[Stored entries]
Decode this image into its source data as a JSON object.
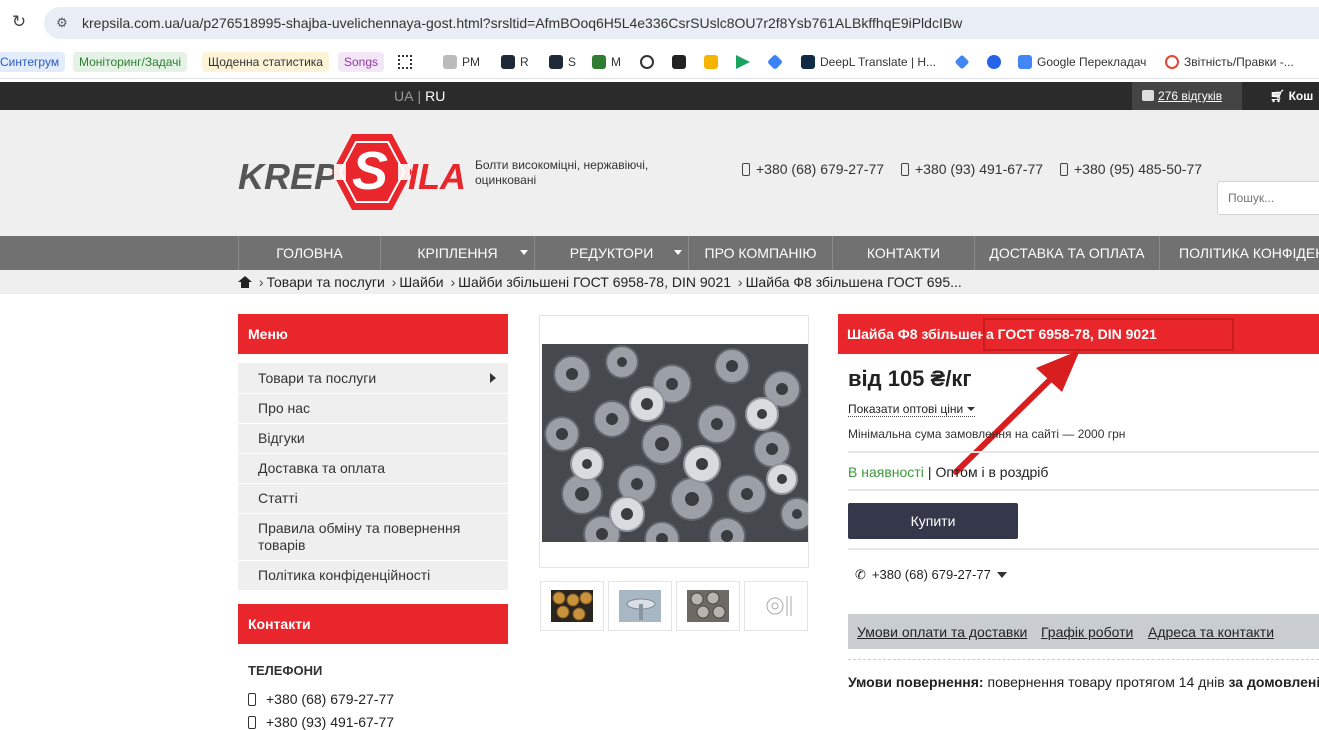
{
  "browser": {
    "url": "krepsila.com.ua/ua/p276518995-shajba-uvelichennaya-gost.html?srsltid=AfmBOoq6H5L4e336CsrSUslc8OU7r2f8Ysb761ALBkffhqE9iPldcIBw",
    "bookmarks": [
      {
        "label": "Синтегрум",
        "bg": "#e3ecfb",
        "color": "#2a5bbf"
      },
      {
        "label": "Моніторинг/Задачі",
        "bg": "#e4f3e6",
        "color": "#2e7d32"
      },
      {
        "label": "Щоденна статистика",
        "bg": "#fdf3d6",
        "color": "#333"
      },
      {
        "label": "Songs",
        "bg": "#f3e6f6",
        "color": "#8e3aa0"
      },
      {
        "label": "",
        "icon": "apps-grid-icon"
      },
      {
        "label": "PM",
        "icon": "pm-icon"
      },
      {
        "label": "R",
        "icon": "r-icon"
      },
      {
        "label": "S",
        "icon": "s-icon"
      },
      {
        "label": "M",
        "icon": "m-icon"
      },
      {
        "label": "",
        "icon": "openai-icon"
      },
      {
        "label": "",
        "icon": "puzzle-icon"
      },
      {
        "label": "",
        "icon": "keep-icon"
      },
      {
        "label": "",
        "icon": "play-icon"
      },
      {
        "label": "",
        "icon": "diamond-icon"
      },
      {
        "label": "DeepL Translate | H...",
        "icon": "deepl-icon"
      },
      {
        "label": "",
        "icon": "gemini-icon"
      },
      {
        "label": "",
        "icon": "copilot-icon"
      },
      {
        "label": "Google Перекладач",
        "icon": "google-translate-icon"
      },
      {
        "label": "Звітність/Правки -...",
        "icon": "google-icon"
      }
    ]
  },
  "topbar": {
    "lang_ua": "UA",
    "lang_sep": "|",
    "lang_ru": "RU",
    "reviews": "276 відгуків",
    "cart": "Кош"
  },
  "header": {
    "logo_left": "KREP",
    "logo_s": "S",
    "logo_right": "ILA",
    "tagline": "Болти високоміцні, нержавіючі, оцинковані",
    "phones": [
      "+380 (68) 679-27-77",
      "+380 (93) 491-67-77",
      "+380 (95) 485-50-77"
    ],
    "search_placeholder": "Пошук..."
  },
  "nav": [
    {
      "label": "ГОЛОВНА",
      "dropdown": false
    },
    {
      "label": "КРІПЛЕННЯ",
      "dropdown": true
    },
    {
      "label": "РЕДУКТОРИ",
      "dropdown": true
    },
    {
      "label": "ПРО КОМПАНІЮ",
      "dropdown": false
    },
    {
      "label": "КОНТАКТИ",
      "dropdown": false
    },
    {
      "label": "ДОСТАВКА ТА ОПЛАТА",
      "dropdown": false
    },
    {
      "label": "ПОЛІТИКА КОНФІДЕНЦІ",
      "dropdown": false
    }
  ],
  "breadcrumb": {
    "sep": "›",
    "items": [
      "Товари та послуги",
      "Шайби",
      "Шайби збільшені ГОСТ 6958-78, DIN 9021",
      "Шайба Ф8 збільшена ГОСТ 695..."
    ]
  },
  "sidebar": {
    "menu_title": "Меню",
    "items": [
      "Товари та послуги",
      "Про нас",
      "Відгуки",
      "Доставка та оплата",
      "Статті",
      "Правила обміну та повернення товарів",
      "Політика конфіденційності"
    ],
    "contacts_title": "Контакти",
    "phones_title": "ТЕЛЕФОНИ",
    "phones": [
      "+380 (68) 679-27-77",
      "+380 (93) 491-67-77"
    ]
  },
  "product": {
    "title": "Шайба Ф8 збільшена ГОСТ 6958-78, DIN 9021",
    "price": "від 105 ₴/кг",
    "wholesale_link": "Показати оптові ціни",
    "min_order": "Мінімальна сума замовлення на сайті — 2000 грн",
    "availability": "В наявності",
    "availability_sep": "|",
    "sale_type": "Оптом і в роздріб",
    "buy_label": "Купити",
    "phone": "+380 (68) 679-27-77",
    "info_tabs": [
      "Умови оплати та доставки",
      "Графік роботи",
      "Адреса та контакти"
    ],
    "returns_label": "Умови повернення:",
    "returns_text": "повернення товару протягом 14 днів",
    "returns_tail": "за домовлені"
  },
  "colors": {
    "brand_red": "#e8262b",
    "nav_gray": "#717171",
    "topbar_dark": "#2b2b2b",
    "buy_button": "#34384a",
    "in_stock_green": "#3a9a3a",
    "annotation_red": "#c81d1d"
  }
}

### Stated task
Filter the listing for the word "повернення" and copy every line that holds it.

### Answer to this task
      "Правила обміну та повернення товарів",
    "returns_label": "Умови повернення:",
    "returns_text": "повернення товару протягом 14 днів",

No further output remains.